SHORT PROBLEM:
Without altering anything, output the material below.

RAW RECORDS:
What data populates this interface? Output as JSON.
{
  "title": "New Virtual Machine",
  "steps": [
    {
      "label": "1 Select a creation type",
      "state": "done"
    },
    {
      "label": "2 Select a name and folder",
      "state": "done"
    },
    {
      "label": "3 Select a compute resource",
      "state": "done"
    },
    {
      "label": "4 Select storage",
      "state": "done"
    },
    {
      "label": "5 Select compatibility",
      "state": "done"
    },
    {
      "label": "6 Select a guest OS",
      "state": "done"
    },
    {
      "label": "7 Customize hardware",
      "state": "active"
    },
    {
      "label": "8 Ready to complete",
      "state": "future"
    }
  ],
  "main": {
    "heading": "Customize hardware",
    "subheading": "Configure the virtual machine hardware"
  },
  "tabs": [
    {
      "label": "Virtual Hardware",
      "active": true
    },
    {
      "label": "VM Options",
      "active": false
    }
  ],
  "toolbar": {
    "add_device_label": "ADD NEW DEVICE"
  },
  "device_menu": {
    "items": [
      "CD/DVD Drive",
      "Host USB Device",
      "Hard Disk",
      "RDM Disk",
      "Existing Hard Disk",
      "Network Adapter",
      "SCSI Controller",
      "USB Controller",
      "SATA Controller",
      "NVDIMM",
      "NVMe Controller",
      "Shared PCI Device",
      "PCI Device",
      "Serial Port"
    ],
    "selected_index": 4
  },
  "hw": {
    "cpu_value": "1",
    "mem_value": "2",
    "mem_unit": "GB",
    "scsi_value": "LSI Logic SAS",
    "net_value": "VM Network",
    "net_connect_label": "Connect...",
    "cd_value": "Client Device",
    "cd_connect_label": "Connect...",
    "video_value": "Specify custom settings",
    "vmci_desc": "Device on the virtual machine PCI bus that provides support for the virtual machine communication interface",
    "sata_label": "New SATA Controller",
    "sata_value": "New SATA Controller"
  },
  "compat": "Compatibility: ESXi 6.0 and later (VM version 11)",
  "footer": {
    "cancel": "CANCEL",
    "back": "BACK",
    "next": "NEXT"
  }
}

OUTPUT OF THE TASK:
What data populates this interface? Output as JSON.
{
  "title": "New Virtual Machine",
  "steps": [
    {
      "label": "1 Select a creation type",
      "state": "done"
    },
    {
      "label": "2 Select a name and folder",
      "state": "done"
    },
    {
      "label": "3 Select a compute resource",
      "state": "done"
    },
    {
      "label": "4 Select storage",
      "state": "done"
    },
    {
      "label": "5 Select compatibility",
      "state": "done"
    },
    {
      "label": "6 Select a guest OS",
      "state": "done"
    },
    {
      "label": "7 Customize hardware",
      "state": "active"
    },
    {
      "label": "8 Ready to complete",
      "state": "future"
    }
  ],
  "main": {
    "heading": "Customize hardware",
    "subheading": "Configure the virtual machine hardware"
  },
  "tabs": [
    {
      "label": "Virtual Hardware",
      "active": true
    },
    {
      "label": "VM Options",
      "active": false
    }
  ],
  "toolbar": {
    "add_device_label": "ADD NEW DEVICE"
  },
  "device_menu": {
    "items": [
      "CD/DVD Drive",
      "Host USB Device",
      "Hard Disk",
      "RDM Disk",
      "Existing Hard Disk",
      "Network Adapter",
      "SCSI Controller",
      "USB Controller",
      "SATA Controller",
      "NVDIMM",
      "NVMe Controller",
      "Shared PCI Device",
      "PCI Device",
      "Serial Port"
    ],
    "selected_index": 4
  },
  "hw": {
    "cpu_value": "1",
    "mem_value": "2",
    "mem_unit": "GB",
    "scsi_value": "LSI Logic SAS",
    "net_value": "VM Network",
    "net_connect_label": "Connect...",
    "cd_value": "Client Device",
    "cd_connect_label": "Connect...",
    "video_value": "Specify custom settings",
    "vmci_desc": "Device on the virtual machine PCI bus that provides support for the virtual machine communication interface",
    "sata_label": "New SATA Controller",
    "sata_value": "New SATA Controller"
  },
  "compat": "Compatibility: ESXi 6.0 and later (VM version 11)",
  "footer": {
    "cancel": "CANCEL",
    "back": "BACK",
    "next": "NEXT"
  }
}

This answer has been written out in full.